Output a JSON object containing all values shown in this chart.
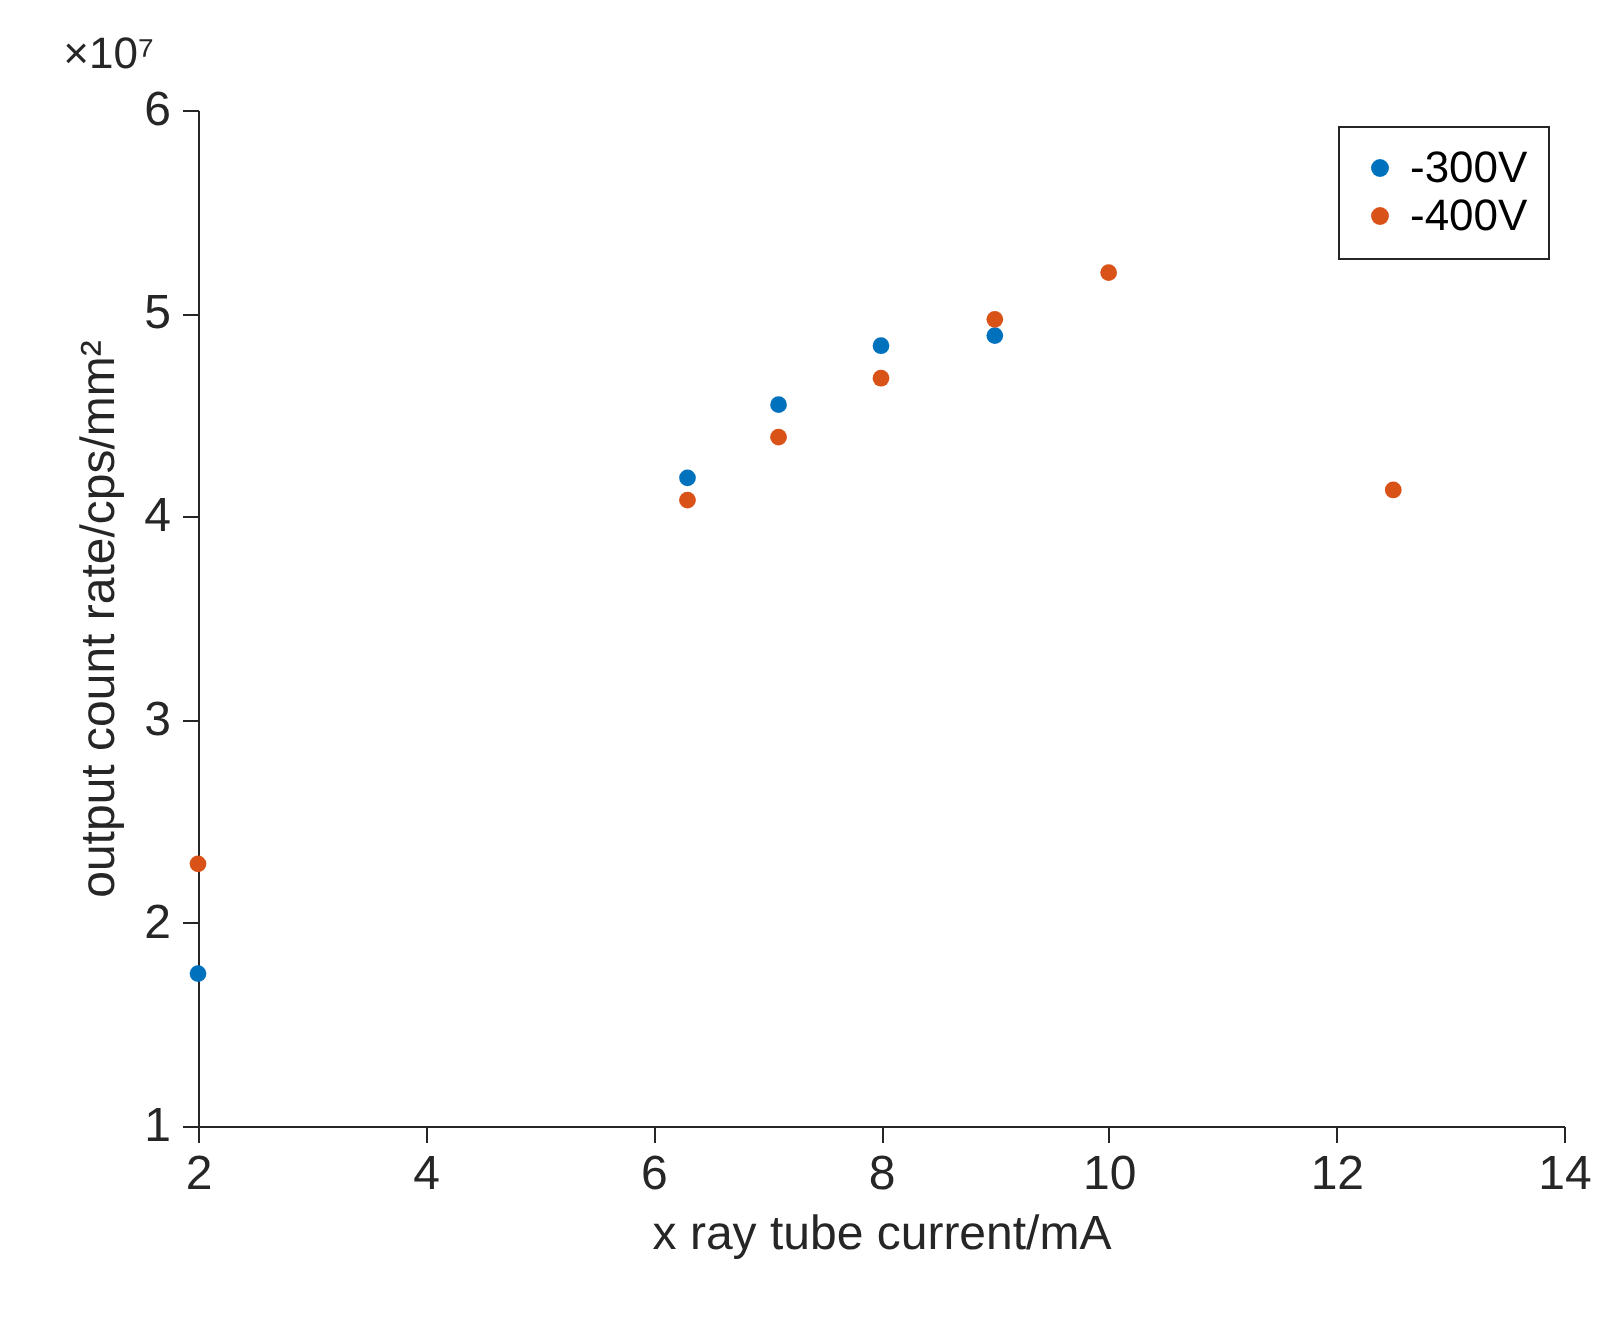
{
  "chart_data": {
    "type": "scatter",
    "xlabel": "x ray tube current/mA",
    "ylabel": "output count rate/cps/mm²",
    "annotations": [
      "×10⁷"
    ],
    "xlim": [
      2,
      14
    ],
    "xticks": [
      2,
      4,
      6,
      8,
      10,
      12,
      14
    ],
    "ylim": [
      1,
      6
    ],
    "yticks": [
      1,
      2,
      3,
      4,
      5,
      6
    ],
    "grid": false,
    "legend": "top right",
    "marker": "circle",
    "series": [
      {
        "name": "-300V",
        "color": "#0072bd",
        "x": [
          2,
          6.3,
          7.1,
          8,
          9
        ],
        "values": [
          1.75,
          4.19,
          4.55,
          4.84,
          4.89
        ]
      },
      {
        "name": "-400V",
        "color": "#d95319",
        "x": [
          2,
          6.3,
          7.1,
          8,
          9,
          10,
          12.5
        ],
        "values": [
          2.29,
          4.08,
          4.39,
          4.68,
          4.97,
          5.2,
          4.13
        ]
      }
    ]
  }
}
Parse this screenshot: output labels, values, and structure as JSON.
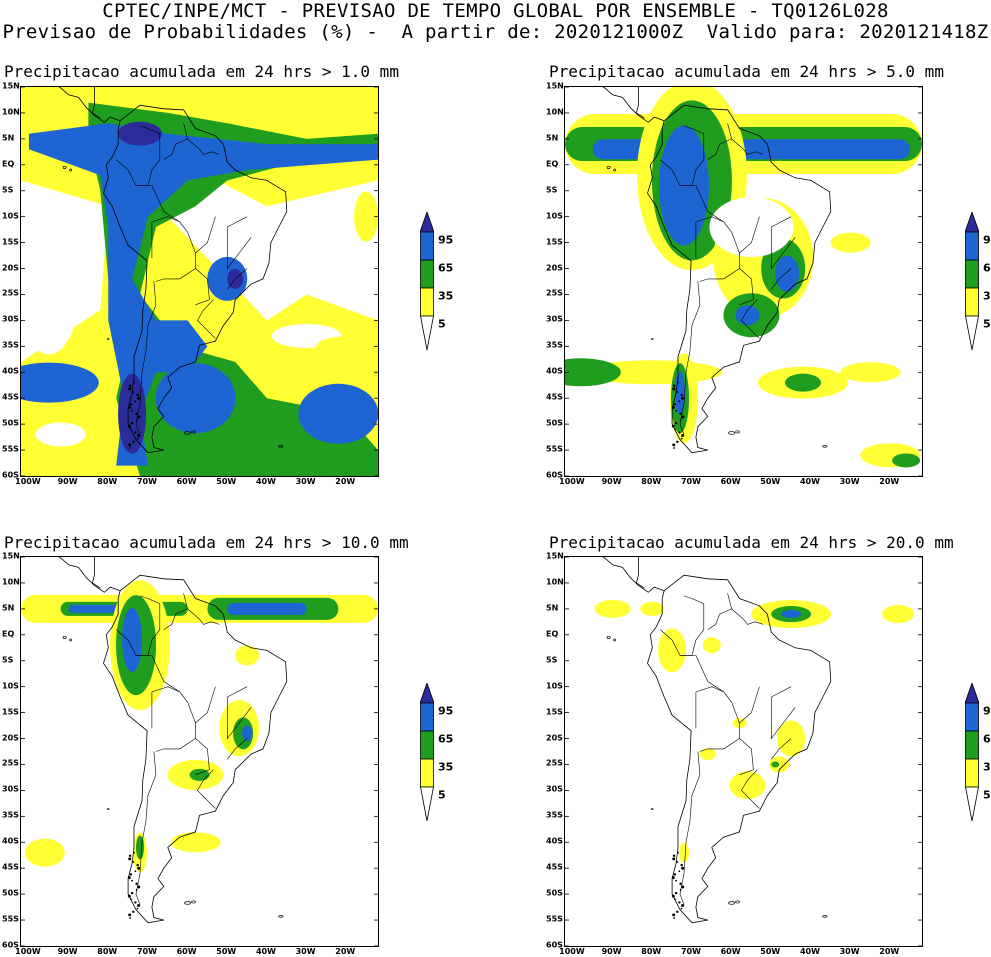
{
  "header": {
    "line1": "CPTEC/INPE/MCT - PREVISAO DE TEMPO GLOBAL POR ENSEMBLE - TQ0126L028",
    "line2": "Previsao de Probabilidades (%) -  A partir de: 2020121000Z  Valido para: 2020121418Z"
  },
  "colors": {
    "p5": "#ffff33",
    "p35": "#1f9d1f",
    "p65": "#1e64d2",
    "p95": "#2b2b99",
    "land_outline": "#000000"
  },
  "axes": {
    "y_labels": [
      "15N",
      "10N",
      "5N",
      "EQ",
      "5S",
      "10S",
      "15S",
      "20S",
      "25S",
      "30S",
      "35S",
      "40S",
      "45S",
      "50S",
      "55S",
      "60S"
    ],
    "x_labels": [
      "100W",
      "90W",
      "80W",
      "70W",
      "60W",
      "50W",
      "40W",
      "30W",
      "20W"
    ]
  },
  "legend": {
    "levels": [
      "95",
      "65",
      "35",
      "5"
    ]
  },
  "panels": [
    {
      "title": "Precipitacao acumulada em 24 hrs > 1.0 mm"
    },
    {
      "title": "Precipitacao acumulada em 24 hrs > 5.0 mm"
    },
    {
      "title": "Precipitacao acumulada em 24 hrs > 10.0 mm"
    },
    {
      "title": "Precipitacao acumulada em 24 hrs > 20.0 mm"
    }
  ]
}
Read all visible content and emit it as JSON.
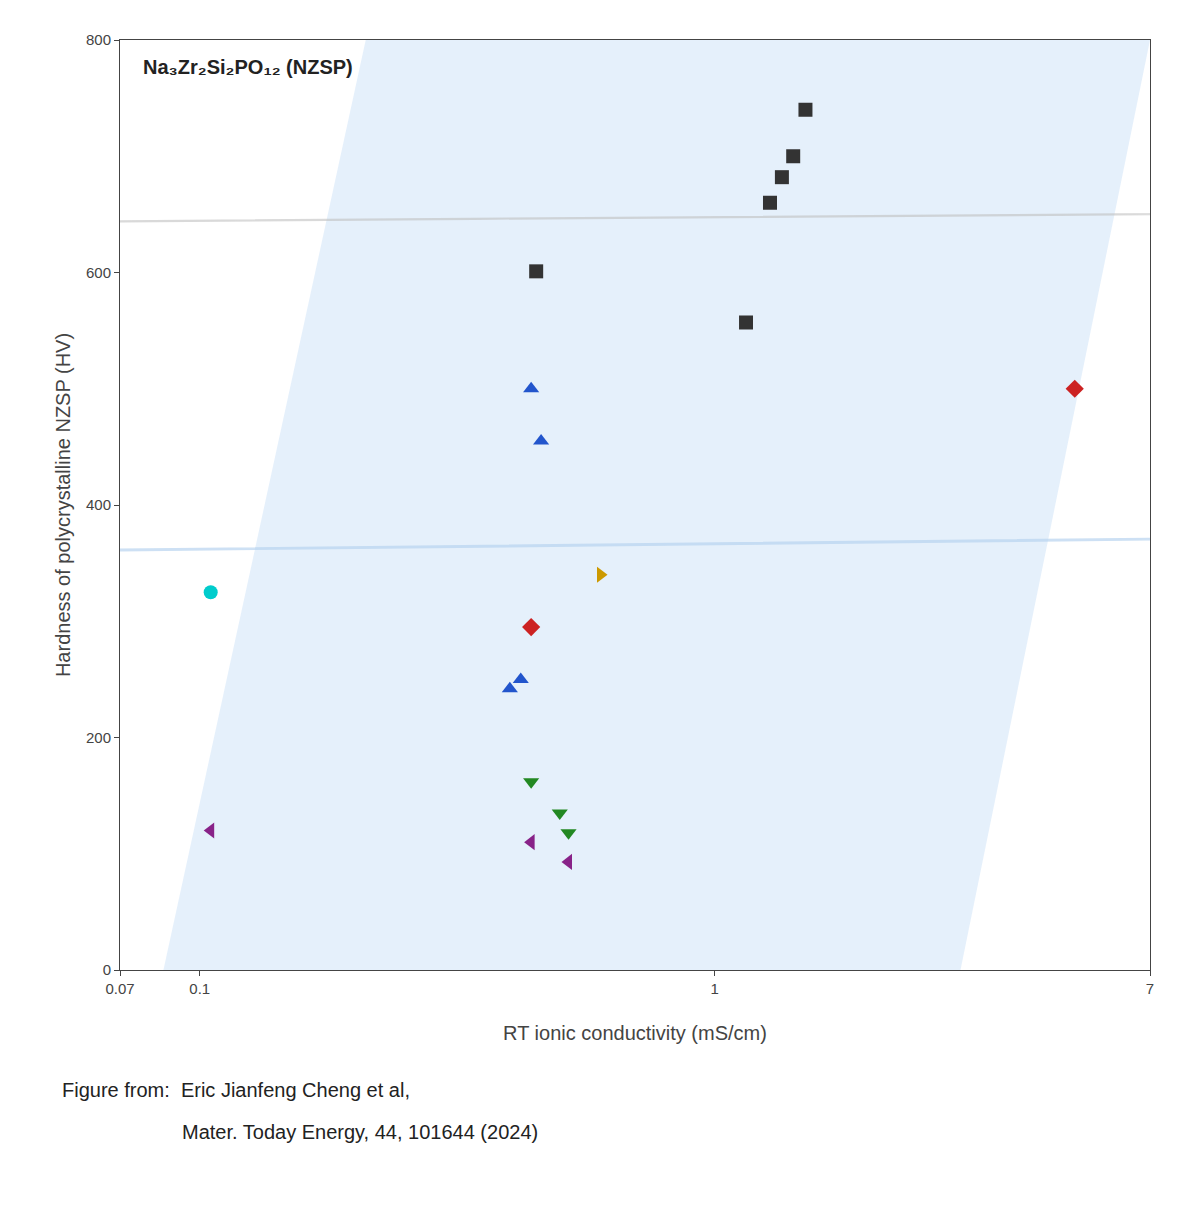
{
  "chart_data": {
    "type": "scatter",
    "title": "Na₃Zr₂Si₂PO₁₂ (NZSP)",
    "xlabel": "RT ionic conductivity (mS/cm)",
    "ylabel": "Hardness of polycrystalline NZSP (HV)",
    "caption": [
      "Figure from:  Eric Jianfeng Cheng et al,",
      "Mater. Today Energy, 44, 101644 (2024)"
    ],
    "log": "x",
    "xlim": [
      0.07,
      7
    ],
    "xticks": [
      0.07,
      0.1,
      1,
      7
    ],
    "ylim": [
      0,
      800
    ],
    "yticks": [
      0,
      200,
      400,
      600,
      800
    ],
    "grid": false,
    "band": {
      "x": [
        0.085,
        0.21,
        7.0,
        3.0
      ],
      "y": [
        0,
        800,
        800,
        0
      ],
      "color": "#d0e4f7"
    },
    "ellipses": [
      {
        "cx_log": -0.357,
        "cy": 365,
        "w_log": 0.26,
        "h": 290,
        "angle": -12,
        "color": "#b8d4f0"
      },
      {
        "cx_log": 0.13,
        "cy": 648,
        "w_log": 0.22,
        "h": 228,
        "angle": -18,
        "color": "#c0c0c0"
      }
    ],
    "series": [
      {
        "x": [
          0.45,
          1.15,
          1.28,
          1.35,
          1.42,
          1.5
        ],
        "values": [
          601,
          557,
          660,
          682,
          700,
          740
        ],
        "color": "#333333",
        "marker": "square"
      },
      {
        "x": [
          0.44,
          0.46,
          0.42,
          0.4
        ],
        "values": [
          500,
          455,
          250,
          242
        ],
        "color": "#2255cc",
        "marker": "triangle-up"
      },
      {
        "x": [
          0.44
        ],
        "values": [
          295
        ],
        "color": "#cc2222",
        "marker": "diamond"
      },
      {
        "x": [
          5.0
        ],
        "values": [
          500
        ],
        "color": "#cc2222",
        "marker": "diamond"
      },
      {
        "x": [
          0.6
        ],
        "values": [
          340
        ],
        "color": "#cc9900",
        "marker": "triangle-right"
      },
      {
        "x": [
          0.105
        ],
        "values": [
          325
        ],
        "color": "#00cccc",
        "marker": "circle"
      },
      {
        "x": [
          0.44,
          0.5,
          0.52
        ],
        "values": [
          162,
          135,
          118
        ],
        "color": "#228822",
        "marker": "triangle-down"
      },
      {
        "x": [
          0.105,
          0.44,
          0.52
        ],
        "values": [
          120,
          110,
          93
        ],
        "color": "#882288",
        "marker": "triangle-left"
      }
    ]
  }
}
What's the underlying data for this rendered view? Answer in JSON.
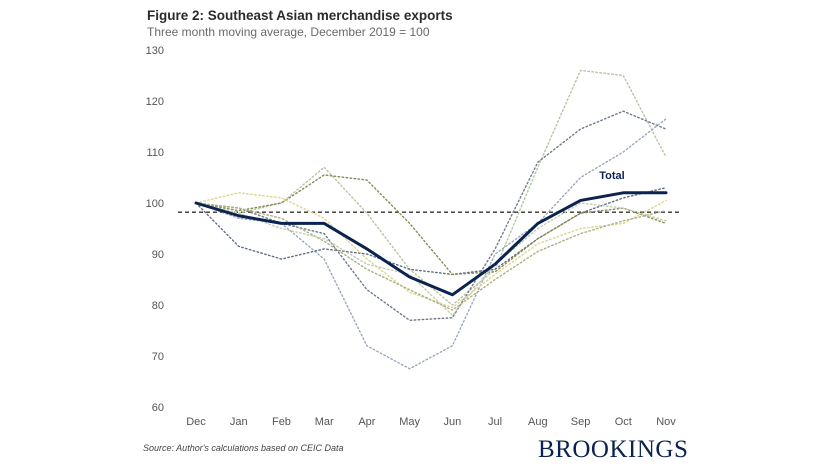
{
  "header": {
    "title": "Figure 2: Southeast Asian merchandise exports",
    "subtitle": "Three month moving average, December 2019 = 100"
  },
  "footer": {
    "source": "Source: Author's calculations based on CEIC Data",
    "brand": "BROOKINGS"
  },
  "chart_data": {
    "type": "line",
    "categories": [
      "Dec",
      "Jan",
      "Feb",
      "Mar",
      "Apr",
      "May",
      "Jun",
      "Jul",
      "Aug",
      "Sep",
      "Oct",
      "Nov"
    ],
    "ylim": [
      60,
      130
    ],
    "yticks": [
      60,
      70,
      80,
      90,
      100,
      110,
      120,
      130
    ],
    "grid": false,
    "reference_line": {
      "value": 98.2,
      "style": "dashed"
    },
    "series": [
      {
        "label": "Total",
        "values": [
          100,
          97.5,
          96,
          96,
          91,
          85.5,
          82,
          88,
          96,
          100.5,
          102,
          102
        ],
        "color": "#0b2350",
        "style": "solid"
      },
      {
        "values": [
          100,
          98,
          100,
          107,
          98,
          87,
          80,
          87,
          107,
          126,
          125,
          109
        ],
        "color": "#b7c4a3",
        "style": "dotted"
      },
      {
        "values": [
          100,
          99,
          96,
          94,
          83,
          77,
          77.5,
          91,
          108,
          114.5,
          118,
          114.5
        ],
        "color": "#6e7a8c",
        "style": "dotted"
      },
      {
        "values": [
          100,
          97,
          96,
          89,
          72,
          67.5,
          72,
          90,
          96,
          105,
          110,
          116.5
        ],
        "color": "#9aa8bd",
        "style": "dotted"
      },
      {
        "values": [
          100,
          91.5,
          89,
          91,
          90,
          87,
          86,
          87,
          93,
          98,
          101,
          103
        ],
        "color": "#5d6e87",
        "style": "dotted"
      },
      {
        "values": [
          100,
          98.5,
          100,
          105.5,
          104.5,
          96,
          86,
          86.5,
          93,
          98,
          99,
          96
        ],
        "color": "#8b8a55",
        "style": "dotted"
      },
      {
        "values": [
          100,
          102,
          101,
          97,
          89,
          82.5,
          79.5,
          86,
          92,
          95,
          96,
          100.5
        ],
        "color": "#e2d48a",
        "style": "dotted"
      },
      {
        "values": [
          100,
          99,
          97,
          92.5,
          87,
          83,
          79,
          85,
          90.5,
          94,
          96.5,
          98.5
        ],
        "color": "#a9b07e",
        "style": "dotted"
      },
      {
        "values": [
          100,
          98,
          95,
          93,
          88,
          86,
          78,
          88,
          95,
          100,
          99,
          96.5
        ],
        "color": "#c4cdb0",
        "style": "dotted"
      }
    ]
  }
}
▬▬▬▬▬▬
WHAT YOU ARE ASKED TO DO:
All lines above containing the string "ylabel" are to be collected.

FINISHED EXERCISE:
    "ylabel": "output count rate/cps/mm²",
    "ylabel": "Hardness of polycrystalline NZSP (HV)",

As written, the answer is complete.